→ DATA LINES
◇ ◇ ◇ ◇
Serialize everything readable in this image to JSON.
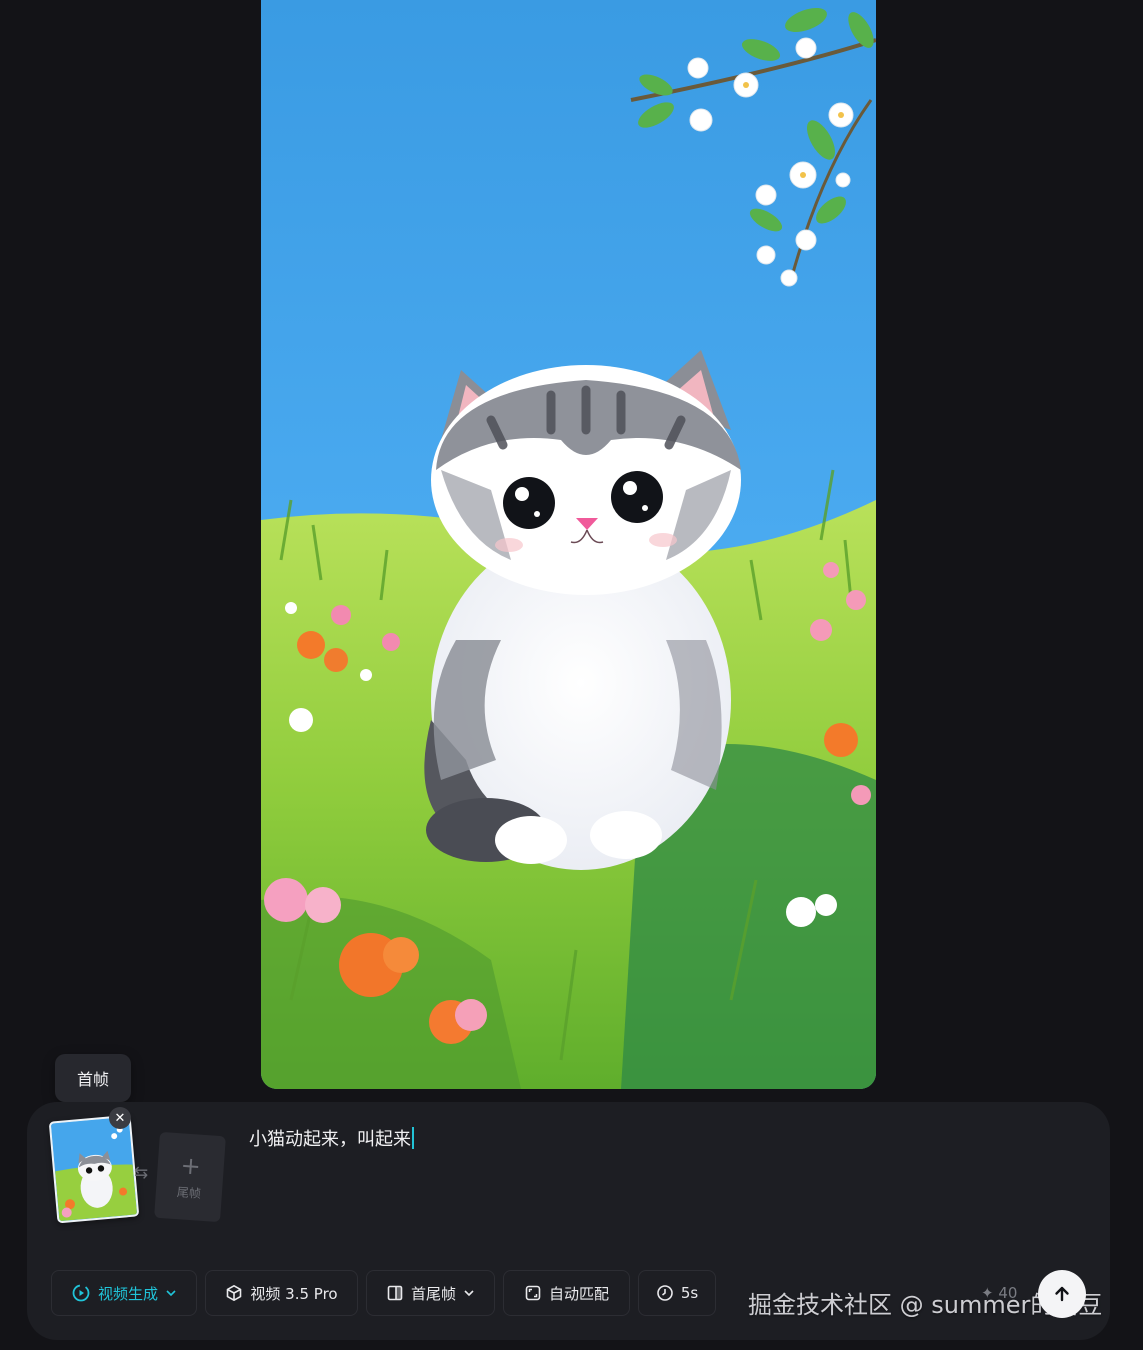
{
  "tooltip": {
    "text": "首帧"
  },
  "frames": {
    "start_frame": {
      "close_icon": "close-icon"
    },
    "swap_icon": "swap-arrows-icon",
    "end_frame": {
      "label": "尾帧"
    }
  },
  "prompt": {
    "text": "小猫动起来，叫起来"
  },
  "toolbar": {
    "mode": {
      "label": "视频生成"
    },
    "model": {
      "label": "视频 3.5 Pro"
    },
    "frame_mode": {
      "label": "首尾帧"
    },
    "ratio": {
      "label": "自动匹配"
    },
    "duration": {
      "label": "5s"
    },
    "credits": "40"
  },
  "watermark": "掘金技术社区 @ summer的甜豆",
  "colors": {
    "accent": "#20c4d9",
    "background": "#131317",
    "panel": "#1d1e23"
  }
}
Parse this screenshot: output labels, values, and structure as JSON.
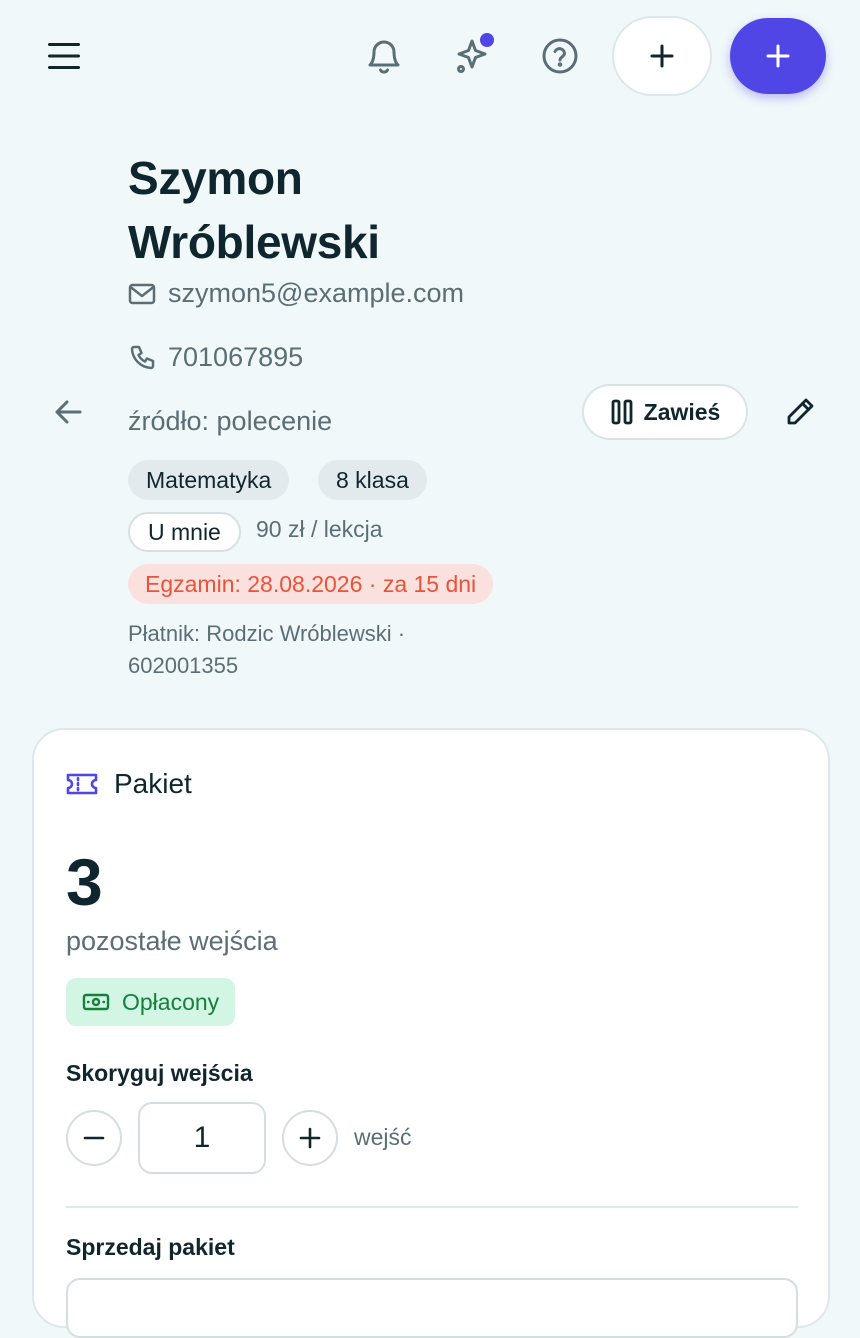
{
  "header": {
    "menu_icon": "hamburger-icon",
    "bell_icon": "bell-icon",
    "sparkle_icon": "sparkle-icon",
    "help_icon": "help-icon",
    "add_icon": "plus-icon",
    "accent_color": "#4f46e5"
  },
  "student": {
    "first_name": "Szymon",
    "last_name": "Wróblewski",
    "email": "szymon5@example.com",
    "phone": "701067895",
    "source": "źródło: polecenie",
    "subject": "Matematyka",
    "grade": "8 klasa",
    "location": "U mnie",
    "price": "90 zł / lekcja",
    "exam": "Egzamin: 28.08.2026 · za 15 dni",
    "payer": "Płatnik: Rodzic Wróblewski · 602001355"
  },
  "actions": {
    "suspend_label": "Zawieś"
  },
  "package": {
    "title": "Pakiet",
    "remaining": "3",
    "remaining_label": "pozostałe wejścia",
    "status": "Opłacony",
    "adjust_label": "Skoryguj wejścia",
    "adjust_value": "1",
    "adjust_unit": "wejść",
    "sell_label": "Sprzedaj pakiet"
  }
}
◇ ◇ ◇ ◇
→ TASK GOAL
Copy each line of the records that contains the word "icon".

→ RESULT
      "close_icon": "close-icon"
    "swap_icon": "swap-arrows-icon",
    "menu_icon": "hamburger-icon",
    "bell_icon": "bell-icon",
    "sparkle_icon": "sparkle-icon",
    "help_icon": "help-icon",
    "add_icon": "plus-icon",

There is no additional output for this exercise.